Return the full material exactly.
--- Begin INPUT MATERIAL ---
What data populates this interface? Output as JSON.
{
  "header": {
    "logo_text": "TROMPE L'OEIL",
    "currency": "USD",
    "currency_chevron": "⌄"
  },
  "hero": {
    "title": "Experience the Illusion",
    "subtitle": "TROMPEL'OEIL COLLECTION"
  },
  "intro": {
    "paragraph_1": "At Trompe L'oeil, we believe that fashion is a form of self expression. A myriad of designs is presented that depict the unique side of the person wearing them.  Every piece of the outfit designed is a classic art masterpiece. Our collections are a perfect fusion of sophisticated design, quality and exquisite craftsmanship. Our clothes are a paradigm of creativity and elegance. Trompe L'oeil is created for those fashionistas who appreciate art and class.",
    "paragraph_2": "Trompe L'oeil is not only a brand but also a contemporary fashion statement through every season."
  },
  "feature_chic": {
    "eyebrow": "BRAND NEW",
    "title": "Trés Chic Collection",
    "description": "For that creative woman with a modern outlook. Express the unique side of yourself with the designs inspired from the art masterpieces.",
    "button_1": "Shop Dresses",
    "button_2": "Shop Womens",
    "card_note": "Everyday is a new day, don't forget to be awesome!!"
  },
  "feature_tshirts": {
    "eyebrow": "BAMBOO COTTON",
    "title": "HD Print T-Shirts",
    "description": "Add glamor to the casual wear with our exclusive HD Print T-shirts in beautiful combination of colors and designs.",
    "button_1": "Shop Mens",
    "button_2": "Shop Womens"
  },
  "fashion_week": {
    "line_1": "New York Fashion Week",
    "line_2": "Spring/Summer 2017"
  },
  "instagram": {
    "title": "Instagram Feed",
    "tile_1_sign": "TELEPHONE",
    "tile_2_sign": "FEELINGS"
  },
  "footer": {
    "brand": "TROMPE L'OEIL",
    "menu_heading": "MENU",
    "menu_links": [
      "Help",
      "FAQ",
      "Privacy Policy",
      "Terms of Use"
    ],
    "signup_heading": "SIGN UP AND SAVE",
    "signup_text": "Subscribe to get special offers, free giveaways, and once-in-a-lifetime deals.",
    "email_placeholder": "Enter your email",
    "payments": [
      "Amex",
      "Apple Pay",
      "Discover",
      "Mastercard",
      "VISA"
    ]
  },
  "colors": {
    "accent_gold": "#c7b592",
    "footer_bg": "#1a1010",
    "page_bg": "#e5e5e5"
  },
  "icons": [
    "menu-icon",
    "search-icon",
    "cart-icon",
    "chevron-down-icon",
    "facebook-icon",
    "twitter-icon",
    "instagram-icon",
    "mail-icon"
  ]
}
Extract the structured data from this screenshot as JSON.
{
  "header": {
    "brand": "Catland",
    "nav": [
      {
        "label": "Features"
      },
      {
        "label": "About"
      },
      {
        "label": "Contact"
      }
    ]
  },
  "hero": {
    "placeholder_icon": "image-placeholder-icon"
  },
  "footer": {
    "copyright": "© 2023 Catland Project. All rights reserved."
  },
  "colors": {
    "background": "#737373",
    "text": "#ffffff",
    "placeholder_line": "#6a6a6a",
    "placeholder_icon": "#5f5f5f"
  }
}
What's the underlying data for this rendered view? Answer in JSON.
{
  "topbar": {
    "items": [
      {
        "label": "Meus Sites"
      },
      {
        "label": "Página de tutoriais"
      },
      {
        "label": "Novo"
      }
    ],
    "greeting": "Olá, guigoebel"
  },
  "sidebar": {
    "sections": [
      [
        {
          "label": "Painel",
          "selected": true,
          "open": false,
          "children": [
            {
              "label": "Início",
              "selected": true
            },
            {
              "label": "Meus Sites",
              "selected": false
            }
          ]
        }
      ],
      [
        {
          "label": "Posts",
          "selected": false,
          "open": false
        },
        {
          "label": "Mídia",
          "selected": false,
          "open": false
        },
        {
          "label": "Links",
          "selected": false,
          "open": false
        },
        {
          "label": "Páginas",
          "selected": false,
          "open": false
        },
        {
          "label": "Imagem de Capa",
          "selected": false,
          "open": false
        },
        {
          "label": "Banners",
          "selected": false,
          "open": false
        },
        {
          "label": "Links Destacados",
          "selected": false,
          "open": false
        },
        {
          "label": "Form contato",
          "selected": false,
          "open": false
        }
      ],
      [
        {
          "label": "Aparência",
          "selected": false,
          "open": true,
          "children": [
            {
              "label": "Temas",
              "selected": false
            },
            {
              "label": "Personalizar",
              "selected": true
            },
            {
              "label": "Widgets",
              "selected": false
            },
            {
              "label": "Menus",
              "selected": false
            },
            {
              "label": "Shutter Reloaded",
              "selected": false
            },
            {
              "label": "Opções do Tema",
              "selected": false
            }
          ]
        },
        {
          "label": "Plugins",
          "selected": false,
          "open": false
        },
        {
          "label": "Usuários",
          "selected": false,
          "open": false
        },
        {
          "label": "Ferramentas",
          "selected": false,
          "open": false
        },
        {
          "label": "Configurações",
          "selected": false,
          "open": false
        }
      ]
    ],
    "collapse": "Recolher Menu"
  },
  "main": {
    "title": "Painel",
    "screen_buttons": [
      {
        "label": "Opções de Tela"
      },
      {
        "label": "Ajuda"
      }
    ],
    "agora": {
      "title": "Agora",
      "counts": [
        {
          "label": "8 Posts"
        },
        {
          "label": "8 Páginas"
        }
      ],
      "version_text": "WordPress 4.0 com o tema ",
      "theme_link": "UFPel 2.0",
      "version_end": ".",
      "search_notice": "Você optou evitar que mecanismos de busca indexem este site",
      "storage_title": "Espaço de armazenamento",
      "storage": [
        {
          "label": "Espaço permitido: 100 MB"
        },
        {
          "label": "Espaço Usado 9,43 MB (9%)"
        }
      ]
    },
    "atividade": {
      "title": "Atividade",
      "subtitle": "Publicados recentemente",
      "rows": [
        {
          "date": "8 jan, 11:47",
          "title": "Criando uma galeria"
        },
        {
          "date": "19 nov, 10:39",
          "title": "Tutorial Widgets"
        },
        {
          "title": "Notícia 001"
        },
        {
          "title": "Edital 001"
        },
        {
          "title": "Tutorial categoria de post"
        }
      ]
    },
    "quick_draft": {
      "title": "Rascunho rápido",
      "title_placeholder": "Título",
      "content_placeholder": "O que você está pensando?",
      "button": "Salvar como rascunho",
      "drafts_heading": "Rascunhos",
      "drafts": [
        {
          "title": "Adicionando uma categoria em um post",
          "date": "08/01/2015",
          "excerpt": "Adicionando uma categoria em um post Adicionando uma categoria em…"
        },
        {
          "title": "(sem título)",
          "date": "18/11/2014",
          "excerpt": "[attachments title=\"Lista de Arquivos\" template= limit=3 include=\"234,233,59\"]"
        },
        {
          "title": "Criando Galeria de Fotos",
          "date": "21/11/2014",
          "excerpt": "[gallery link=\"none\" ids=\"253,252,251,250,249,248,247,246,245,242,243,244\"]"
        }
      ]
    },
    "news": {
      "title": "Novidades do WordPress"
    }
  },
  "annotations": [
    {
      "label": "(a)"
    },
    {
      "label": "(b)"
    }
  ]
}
--- End INPUT MATERIAL ---
EXPECTED OUTPUT
What data populates this interface? Output as JSON.
{
  "header": {
    "logo_text": "TROMPE L'OEIL",
    "currency": "USD",
    "currency_chevron": "⌄"
  },
  "hero": {
    "title": "Experience the Illusion",
    "subtitle": "TROMPEL'OEIL COLLECTION"
  },
  "intro": {
    "paragraph_1": "At Trompe L'oeil, we believe that fashion is a form of self expression. A myriad of designs is presented that depict the unique side of the person wearing them.  Every piece of the outfit designed is a classic art masterpiece. Our collections are a perfect fusion of sophisticated design, quality and exquisite craftsmanship. Our clothes are a paradigm of creativity and elegance. Trompe L'oeil is created for those fashionistas who appreciate art and class.",
    "paragraph_2": "Trompe L'oeil is not only a brand but also a contemporary fashion statement through every season."
  },
  "feature_chic": {
    "eyebrow": "BRAND NEW",
    "title": "Trés Chic Collection",
    "description": "For that creative woman with a modern outlook. Express the unique side of yourself with the designs inspired from the art masterpieces.",
    "button_1": "Shop Dresses",
    "button_2": "Shop Womens",
    "card_note": "Everyday is a new day, don't forget to be awesome!!"
  },
  "feature_tshirts": {
    "eyebrow": "BAMBOO COTTON",
    "title": "HD Print T-Shirts",
    "description": "Add glamor to the casual wear with our exclusive HD Print T-shirts in beautiful combination of colors and designs.",
    "button_1": "Shop Mens",
    "button_2": "Shop Womens"
  },
  "fashion_week": {
    "line_1": "New York Fashion Week",
    "line_2": "Spring/Summer 2017"
  },
  "instagram": {
    "title": "Instagram Feed",
    "tile_1_sign": "TELEPHONE",
    "tile_2_sign": "FEELINGS"
  },
  "footer": {
    "brand": "TROMPE L'OEIL",
    "menu_heading": "MENU",
    "menu_links": [
      "Help",
      "FAQ",
      "Privacy Policy",
      "Terms of Use"
    ],
    "signup_heading": "SIGN UP AND SAVE",
    "signup_text": "Subscribe to get special offers, free giveaways, and once-in-a-lifetime deals.",
    "email_placeholder": "Enter your email",
    "payments": [
      "Amex",
      "Apple Pay",
      "Discover",
      "Mastercard",
      "VISA"
    ]
  },
  "colors": {
    "accent_gold": "#c7b592",
    "footer_bg": "#1a1010",
    "page_bg": "#e5e5e5"
  },
  "icons": [
    "menu-icon",
    "search-icon",
    "cart-icon",
    "chevron-down-icon",
    "facebook-icon",
    "twitter-icon",
    "instagram-icon",
    "mail-icon"
  ]
}
Extract the structured data from this screenshot as JSON.
{
  "header": {
    "brand": "Catland",
    "nav": [
      {
        "label": "Features"
      },
      {
        "label": "About"
      },
      {
        "label": "Contact"
      }
    ]
  },
  "hero": {
    "placeholder_icon": "image-placeholder-icon"
  },
  "footer": {
    "copyright": "© 2023 Catland Project. All rights reserved."
  },
  "colors": {
    "background": "#737373",
    "text": "#ffffff",
    "placeholder_line": "#6a6a6a",
    "placeholder_icon": "#5f5f5f"
  }
}
What's the underlying data for this rendered view? Answer in JSON.
{
  "topbar": {
    "items": [
      {
        "label": "Meus Sites"
      },
      {
        "label": "Página de tutoriais"
      },
      {
        "label": "Novo"
      }
    ],
    "greeting": "Olá, guigoebel"
  },
  "sidebar": {
    "sections": [
      [
        {
          "label": "Painel",
          "selected": true,
          "open": false,
          "children": [
            {
              "label": "Início",
              "selected": true
            },
            {
              "label": "Meus Sites",
              "selected": false
            }
          ]
        }
      ],
      [
        {
          "label": "Posts",
          "selected": false,
          "open": false
        },
        {
          "label": "Mídia",
          "selected": false,
          "open": false
        },
        {
          "label": "Links",
          "selected": false,
          "open": false
        },
        {
          "label": "Páginas",
          "selected": false,
          "open": false
        },
        {
          "label": "Imagem de Capa",
          "selected": false,
          "open": false
        },
        {
          "label": "Banners",
          "selected": false,
          "open": false
        },
        {
          "label": "Links Destacados",
          "selected": false,
          "open": false
        },
        {
          "label": "Form contato",
          "selected": false,
          "open": false
        }
      ],
      [
        {
          "label": "Aparência",
          "selected": false,
          "open": true,
          "children": [
            {
              "label": "Temas",
              "selected": false
            },
            {
              "label": "Personalizar",
              "selected": true
            },
            {
              "label": "Widgets",
              "selected": false
            },
            {
              "label": "Menus",
              "selected": false
            },
            {
              "label": "Shutter Reloaded",
              "selected": false
            },
            {
              "label": "Opções do Tema",
              "selected": false
            }
          ]
        },
        {
          "label": "Plugins",
          "selected": false,
          "open": false
        },
        {
          "label": "Usuários",
          "selected": false,
          "open": false
        },
        {
          "label": "Ferramentas",
          "selected": false,
          "open": false
        },
        {
          "label": "Configurações",
          "selected": false,
          "open": false
        }
      ]
    ],
    "collapse": "Recolher Menu"
  },
  "main": {
    "title": "Painel",
    "screen_buttons": [
      {
        "label": "Opções de Tela"
      },
      {
        "label": "Ajuda"
      }
    ],
    "agora": {
      "title": "Agora",
      "counts": [
        {
          "label": "8 Posts"
        },
        {
          "label": "8 Páginas"
        }
      ],
      "version_text": "WordPress 4.0 com o tema ",
      "theme_link": "UFPel 2.0",
      "version_end": ".",
      "search_notice": "Você optou evitar que mecanismos de busca indexem este site",
      "storage_title": "Espaço de armazenamento",
      "storage": [
        {
          "label": "Espaço permitido: 100 MB"
        },
        {
          "label": "Espaço Usado 9,43 MB (9%)"
        }
      ]
    },
    "atividade": {
      "title": "Atividade",
      "subtitle": "Publicados recentemente",
      "rows": [
        {
          "date": "8 jan, 11:47",
          "title": "Criando uma galeria"
        },
        {
          "date": "19 nov, 10:39",
          "title": "Tutorial Widgets"
        },
        {
          "title": "Notícia 001"
        },
        {
          "title": "Edital 001"
        },
        {
          "title": "Tutorial categoria de post"
        }
      ]
    },
    "quick_draft": {
      "title": "Rascunho rápido",
      "title_placeholder": "Título",
      "content_placeholder": "O que você está pensando?",
      "button": "Salvar como rascunho",
      "drafts_heading": "Rascunhos",
      "drafts": [
        {
          "title": "Adicionando uma categoria em um post",
          "date": "08/01/2015",
          "excerpt": "Adicionando uma categoria em um post Adicionando uma categoria em…"
        },
        {
          "title": "(sem título)",
          "date": "18/11/2014",
          "excerpt": "[attachments title=\"Lista de Arquivos\" template= limit=3 include=\"234,233,59\"]"
        },
        {
          "title": "Criando Galeria de Fotos",
          "date": "21/11/2014",
          "excerpt": "[gallery link=\"none\" ids=\"253,252,251,250,249,248,247,246,245,242,243,244\"]"
        }
      ]
    },
    "news": {
      "title": "Novidades do WordPress"
    }
  },
  "annotations": [
    {
      "label": "(a)"
    },
    {
      "label": "(b)"
    }
  ]
}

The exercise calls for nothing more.